[Data records]

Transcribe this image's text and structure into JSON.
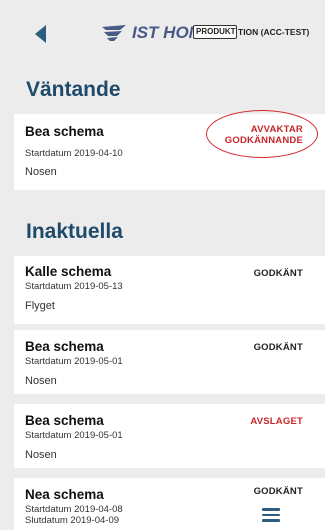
{
  "header": {
    "logo_text": "IST HOME",
    "env_badge": "PRODUKTION",
    "env_text": "TION (ACC-TEST)"
  },
  "sections": [
    {
      "title": "Väntande",
      "items": [
        {
          "title": "Bea schema",
          "start": "Startdatum 2019-04-10",
          "location": "Nosen",
          "status_lines": [
            "AVVAKTAR",
            "GODKÄNNANDE"
          ]
        }
      ]
    },
    {
      "title": "Inaktuella",
      "items": [
        {
          "title": "Kalle schema",
          "start": "Startdatum 2019-05-13",
          "location": "Flyget",
          "status": "GODKÄNT"
        },
        {
          "title": "Bea schema",
          "start": "Startdatum 2019-05-01",
          "location": "Nosen",
          "status": "GODKÄNT"
        },
        {
          "title": "Bea schema",
          "start": "Startdatum 2019-05-01",
          "location": "Nosen",
          "status": "AVSLAGET"
        },
        {
          "title": "Nea schema",
          "start": "Startdatum 2019-04-08",
          "end": "Slutdatum 2019-04-09",
          "status": "GODKÄNT"
        }
      ]
    }
  ],
  "colors": {
    "section_title": "#1f4a6a",
    "status_warn": "#c8262b",
    "status_ok": "#222222",
    "logo": "#4a5a86"
  },
  "icons": {
    "back": "chevron-left-icon",
    "logo": "ist-wing-logo-icon",
    "menu": "hamburger-menu-icon"
  }
}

WHAT IS REQUIRED: Transcribe every record above exactly as written, leaving out any pictures.

ANSWER FOR THIS EXERCISE:
Transcribe this image's text and structure into JSON.
{
  "header": {
    "logo_text": "IST HOME",
    "env_badge": "PRODUKTION",
    "env_text": "TION (ACC-TEST)"
  },
  "sections": [
    {
      "title": "Väntande",
      "items": [
        {
          "title": "Bea schema",
          "start": "Startdatum 2019-04-10",
          "location": "Nosen",
          "status_lines": [
            "AVVAKTAR",
            "GODKÄNNANDE"
          ]
        }
      ]
    },
    {
      "title": "Inaktuella",
      "items": [
        {
          "title": "Kalle schema",
          "start": "Startdatum 2019-05-13",
          "location": "Flyget",
          "status": "GODKÄNT"
        },
        {
          "title": "Bea schema",
          "start": "Startdatum 2019-05-01",
          "location": "Nosen",
          "status": "GODKÄNT"
        },
        {
          "title": "Bea schema",
          "start": "Startdatum 2019-05-01",
          "location": "Nosen",
          "status": "AVSLAGET"
        },
        {
          "title": "Nea schema",
          "start": "Startdatum 2019-04-08",
          "end": "Slutdatum 2019-04-09",
          "status": "GODKÄNT"
        }
      ]
    }
  ],
  "colors": {
    "section_title": "#1f4a6a",
    "status_warn": "#c8262b",
    "status_ok": "#222222",
    "logo": "#4a5a86"
  },
  "icons": {
    "back": "chevron-left-icon",
    "logo": "ist-wing-logo-icon",
    "menu": "hamburger-menu-icon"
  }
}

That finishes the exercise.